Given request.
Take the line that contains "Read this page and output its text content." as the first line and the final line of the records as the last; return exactly those lines and the lines between.

╭─ Provided entries

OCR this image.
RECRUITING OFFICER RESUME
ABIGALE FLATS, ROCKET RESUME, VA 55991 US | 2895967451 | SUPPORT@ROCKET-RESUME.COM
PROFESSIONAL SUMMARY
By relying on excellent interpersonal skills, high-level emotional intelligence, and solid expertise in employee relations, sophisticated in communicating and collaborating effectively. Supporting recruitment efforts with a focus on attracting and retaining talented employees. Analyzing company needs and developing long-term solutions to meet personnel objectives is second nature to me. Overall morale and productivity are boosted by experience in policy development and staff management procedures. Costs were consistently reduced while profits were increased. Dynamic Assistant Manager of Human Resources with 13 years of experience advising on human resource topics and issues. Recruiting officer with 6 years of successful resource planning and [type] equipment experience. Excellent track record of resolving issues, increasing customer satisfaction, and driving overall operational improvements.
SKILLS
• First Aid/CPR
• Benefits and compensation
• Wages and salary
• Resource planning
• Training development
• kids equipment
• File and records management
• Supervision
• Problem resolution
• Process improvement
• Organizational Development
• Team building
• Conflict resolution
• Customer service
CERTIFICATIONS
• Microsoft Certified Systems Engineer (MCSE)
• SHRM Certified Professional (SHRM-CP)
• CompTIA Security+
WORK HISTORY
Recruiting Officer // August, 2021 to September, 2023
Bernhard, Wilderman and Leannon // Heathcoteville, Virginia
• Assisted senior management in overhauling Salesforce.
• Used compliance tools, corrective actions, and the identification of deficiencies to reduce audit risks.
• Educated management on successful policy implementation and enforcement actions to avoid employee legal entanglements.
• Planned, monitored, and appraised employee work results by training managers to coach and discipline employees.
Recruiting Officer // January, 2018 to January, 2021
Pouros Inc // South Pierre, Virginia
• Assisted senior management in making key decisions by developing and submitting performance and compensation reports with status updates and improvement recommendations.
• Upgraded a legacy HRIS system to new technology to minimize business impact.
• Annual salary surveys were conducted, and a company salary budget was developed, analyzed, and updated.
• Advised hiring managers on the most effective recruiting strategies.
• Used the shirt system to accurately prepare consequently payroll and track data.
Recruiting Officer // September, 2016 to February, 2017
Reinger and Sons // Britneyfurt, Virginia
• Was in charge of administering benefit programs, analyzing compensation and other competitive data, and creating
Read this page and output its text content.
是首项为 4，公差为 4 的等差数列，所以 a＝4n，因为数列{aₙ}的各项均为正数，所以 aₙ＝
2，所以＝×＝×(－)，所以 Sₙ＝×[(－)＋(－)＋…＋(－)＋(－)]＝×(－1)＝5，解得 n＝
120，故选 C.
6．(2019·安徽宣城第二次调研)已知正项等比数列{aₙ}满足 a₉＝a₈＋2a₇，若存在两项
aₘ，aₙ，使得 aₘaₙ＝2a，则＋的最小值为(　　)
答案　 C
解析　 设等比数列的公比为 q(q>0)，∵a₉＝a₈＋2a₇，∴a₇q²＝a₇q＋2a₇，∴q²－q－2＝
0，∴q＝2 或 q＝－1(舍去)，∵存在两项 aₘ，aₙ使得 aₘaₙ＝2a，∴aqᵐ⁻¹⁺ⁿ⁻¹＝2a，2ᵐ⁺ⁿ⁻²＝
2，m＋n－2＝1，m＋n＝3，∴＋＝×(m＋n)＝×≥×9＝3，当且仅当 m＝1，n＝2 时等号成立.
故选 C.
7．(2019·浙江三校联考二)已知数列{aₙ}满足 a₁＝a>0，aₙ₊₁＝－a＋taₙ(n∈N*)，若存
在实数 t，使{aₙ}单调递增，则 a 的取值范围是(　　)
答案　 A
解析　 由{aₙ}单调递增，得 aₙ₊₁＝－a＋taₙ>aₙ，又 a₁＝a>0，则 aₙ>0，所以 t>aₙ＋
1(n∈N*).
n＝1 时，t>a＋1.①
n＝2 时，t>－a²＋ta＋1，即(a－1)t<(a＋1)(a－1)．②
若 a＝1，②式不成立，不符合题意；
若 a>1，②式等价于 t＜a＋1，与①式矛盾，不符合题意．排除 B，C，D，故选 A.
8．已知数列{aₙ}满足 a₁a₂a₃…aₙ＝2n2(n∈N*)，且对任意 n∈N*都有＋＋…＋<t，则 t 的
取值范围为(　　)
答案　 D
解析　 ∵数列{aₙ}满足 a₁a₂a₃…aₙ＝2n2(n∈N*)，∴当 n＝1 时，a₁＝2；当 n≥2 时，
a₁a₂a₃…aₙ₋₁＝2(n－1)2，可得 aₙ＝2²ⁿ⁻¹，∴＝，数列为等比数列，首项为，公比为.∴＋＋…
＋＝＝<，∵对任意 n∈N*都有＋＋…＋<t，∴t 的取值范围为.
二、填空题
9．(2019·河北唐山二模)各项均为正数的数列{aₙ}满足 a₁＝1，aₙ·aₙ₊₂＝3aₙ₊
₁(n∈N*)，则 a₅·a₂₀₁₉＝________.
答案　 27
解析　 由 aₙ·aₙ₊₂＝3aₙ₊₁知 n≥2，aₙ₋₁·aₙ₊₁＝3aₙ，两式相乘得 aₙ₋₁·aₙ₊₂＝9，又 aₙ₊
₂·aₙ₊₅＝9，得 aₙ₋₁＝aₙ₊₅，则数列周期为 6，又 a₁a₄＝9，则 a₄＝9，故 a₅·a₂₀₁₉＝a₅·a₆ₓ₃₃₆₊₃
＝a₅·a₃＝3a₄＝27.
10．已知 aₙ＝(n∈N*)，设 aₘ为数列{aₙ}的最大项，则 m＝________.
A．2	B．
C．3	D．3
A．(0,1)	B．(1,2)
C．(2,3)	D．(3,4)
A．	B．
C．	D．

╰─

Correct output.
Read this page and output its text content.
是首项为 4，公差为 4 的等差数列，所以 a＝4n，因为数列{aₙ}的各项均为正数，所以 aₙ＝
2，所以＝×＝×(－)，所以 Sₙ＝×[(－)＋(－)＋…＋(－)＋(－)]＝×(－1)＝5，解得 n＝
120，故选 C.
6．(2019·安徽宣城第二次调研)已知正项等比数列{aₙ}满足 a₉＝a₈＋2a₇，若存在两项
aₘ，aₙ，使得 aₘaₙ＝2a，则＋的最小值为(　　)
答案　 C
解析　 设等比数列的公比为 q(q>0)，∵a₉＝a₈＋2a₇，∴a₇q²＝a₇q＋2a₇，∴q²－q－2＝
0，∴q＝2 或 q＝－1(舍去)，∵存在两项 aₘ，aₙ使得 aₘaₙ＝2a，∴aqᵐ⁻¹⁺ⁿ⁻¹＝2a，2ᵐ⁺ⁿ⁻²＝
2，m＋n－2＝1，m＋n＝3，∴＋＝×(m＋n)＝×≥×9＝3，当且仅当 m＝1，n＝2 时等号成立.
故选 C.
7．(2019·浙江三校联考二)已知数列{aₙ}满足 a₁＝a>0，aₙ₊₁＝－a＋taₙ(n∈N*)，若存
在实数 t，使{aₙ}单调递增，则 a 的取值范围是(　　)
答案　 A
解析　 由{aₙ}单调递增，得 aₙ₊₁＝－a＋taₙ>aₙ，又 a₁＝a>0，则 aₙ>0，所以 t>aₙ＋
1(n∈N*).
n＝1 时，t>a＋1.①
n＝2 时，t>－a²＋ta＋1，即(a－1)t<(a＋1)(a－1)．②
若 a＝1，②式不成立，不符合题意；
若 a>1，②式等价于 t＜a＋1，与①式矛盾，不符合题意．排除 B，C，D，故选 A.
8．已知数列{aₙ}满足 a₁a₂a₃…aₙ＝2n2(n∈N*)，且对任意 n∈N*都有＋＋…＋<t，则 t 的
取值范围为(　　)
答案　 D
解析　 ∵数列{aₙ}满足 a₁a₂a₃…aₙ＝2n2(n∈N*)，∴当 n＝1 时，a₁＝2；当 n≥2 时，
a₁a₂a₃…aₙ₋₁＝2(n－1)2，可得 aₙ＝2²ⁿ⁻¹，∴＝，数列为等比数列，首项为，公比为.∴＋＋…
＋＝＝<，∵对任意 n∈N*都有＋＋…＋<t，∴t 的取值范围为.
二、填空题
9．(2019·河北唐山二模)各项均为正数的数列{aₙ}满足 a₁＝1，aₙ·aₙ₊₂＝3aₙ₊
₁(n∈N*)，则 a₅·a₂₀₁₉＝________.
答案　 27
解析　 由 aₙ·aₙ₊₂＝3aₙ₊₁知 n≥2，aₙ₋₁·aₙ₊₁＝3aₙ，两式相乘得 aₙ₋₁·aₙ₊₂＝9，又 aₙ₊
₂·aₙ₊₅＝9，得 aₙ₋₁＝aₙ₊₅，则数列周期为 6，又 a₁a₄＝9，则 a₄＝9，故 a₅·a₂₀₁₉＝a₅·a₆ₓ₃₃₆₊₃
＝a₅·a₃＝3a₄＝27.
10．已知 aₙ＝(n∈N*)，设 aₘ为数列{aₙ}的最大项，则 m＝________.
A．2	B．
C．3	D．3
A．(0,1)	B．(1,2)
C．(2,3)	D．(3,4)
A．	B．
C．	D．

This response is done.